WHAT YOU NEED TO DO >> Pull out every line below that holds the word "области".

[Stored items]

•••

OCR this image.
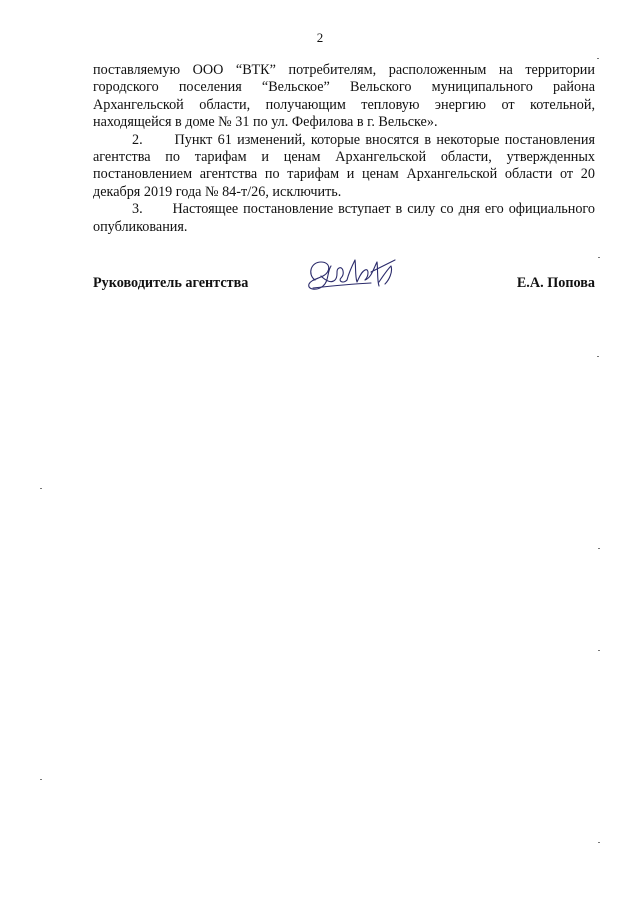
2

поставляемую ООО “ВТК” потребителям, расположенным на территории городского поселения “Вельское” Вельского муниципального района Архангельской области, получающим тепловую энергию от котельной, находящейся в доме № 31 по ул. Фефилова в г. Вельске».

2.      Пункт 61 изменений, которые вносятся в некоторые постановления агентства по тарифам и ценам Архангельской области, утвержденных постановлением агентства по тарифам и ценам Архангельской области от 20 декабря 2019 года № 84-т/26, исключить.

3.      Настоящее постановление вступает в силу со дня его официального опубликования.

Руководитель агентства	Е.А. Попова
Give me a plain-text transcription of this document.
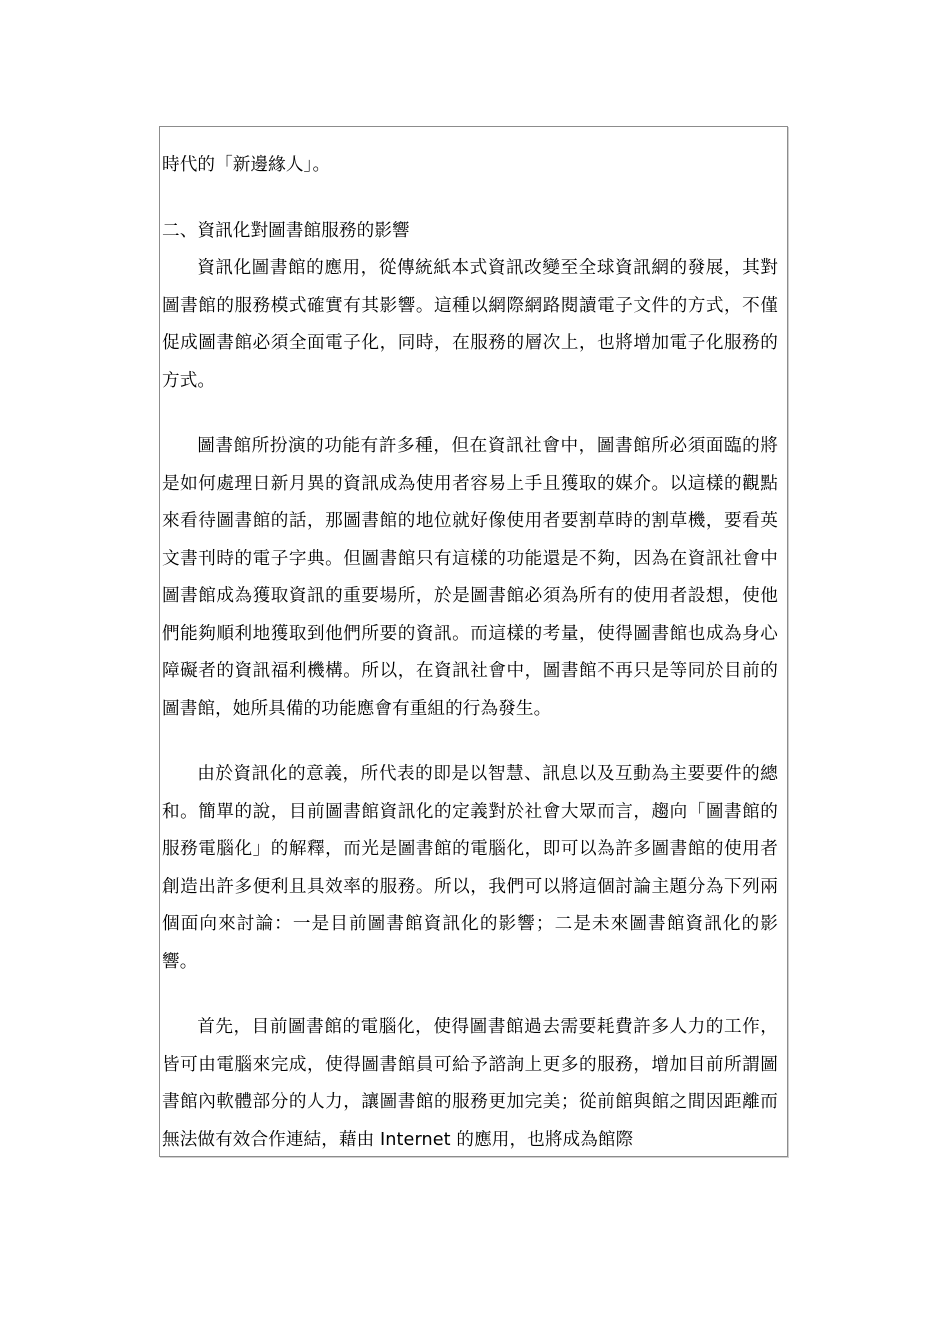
時代的「新邊緣人」。

二、資訊化對圖書館服務的影響

資訊化圖書館的應用，從傳統紙本式資訊改變至全球資訊網的發展，其對圖書館的服務模式確實有其影響。這種以網際網路閱讀電子文件的方式，不僅促成圖書館必須全面電子化，同時，在服務的層次上，也將增加電子化服務的方式。

圖書館所扮演的功能有許多種，但在資訊社會中，圖書館所必須面臨的將是如何處理日新月異的資訊成為使用者容易上手且獲取的媒介。以這樣的觀點來看待圖書館的話，那圖書館的地位就好像使用者要割草時的割草機，要看英文書刊時的電子字典。但圖書館只有這樣的功能還是不夠，因為在資訊社會中圖書館成為獲取資訊的重要場所，於是圖書館必須為所有的使用者設想，使他們能夠順利地獲取到他們所要的資訊。而這樣的考量，使得圖書館也成為身心障礙者的資訊福利機構。所以，在資訊社會中，圖書館不再只是等同於目前的圖書館，她所具備的功能應會有重組的行為發生。

由於資訊化的意義，所代表的即是以智慧、訊息以及互動為主要要件的總和。簡單的說，目前圖書館資訊化的定義對於社會大眾而言，趨向「圖書館的服務電腦化」的解釋，而光是圖書館的電腦化，即可以為許多圖書館的使用者創造出許多便利且具效率的服務。所以，我們可以將這個討論主題分為下列兩個面向來討論：一是目前圖書館資訊化的影響；二是未來圖書館資訊化的影響。

首先，目前圖書館的電腦化，使得圖書館過去需要耗費許多人力的工作，皆可由電腦來完成，使得圖書館員可給予諮詢上更多的服務，增加目前所謂圖書館內軟體部分的人力，讓圖書館的服務更加完美；從前館與館之間因距離而無法做有效合作連結，藉由 Internet 的應用，也將成為館際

•••

RESPONSE >>
поставляемую ООО “ВТК” потребителям, расположенным на территории городского поселения “Вельское” Вельского муниципального района Архангельской области, получающим тепловую энергию от котельной, находящейся в доме № 31 по ул. Фефилова в г. Вельске».
2.      Пункт 61 изменений, которые вносятся в некоторые постановления агентства по тарифам и ценам Архангельской области, утвержденных постановлением агентства по тарифам и ценам Архангельской области от 20 декабря 2019 года № 84-т/26, исключить.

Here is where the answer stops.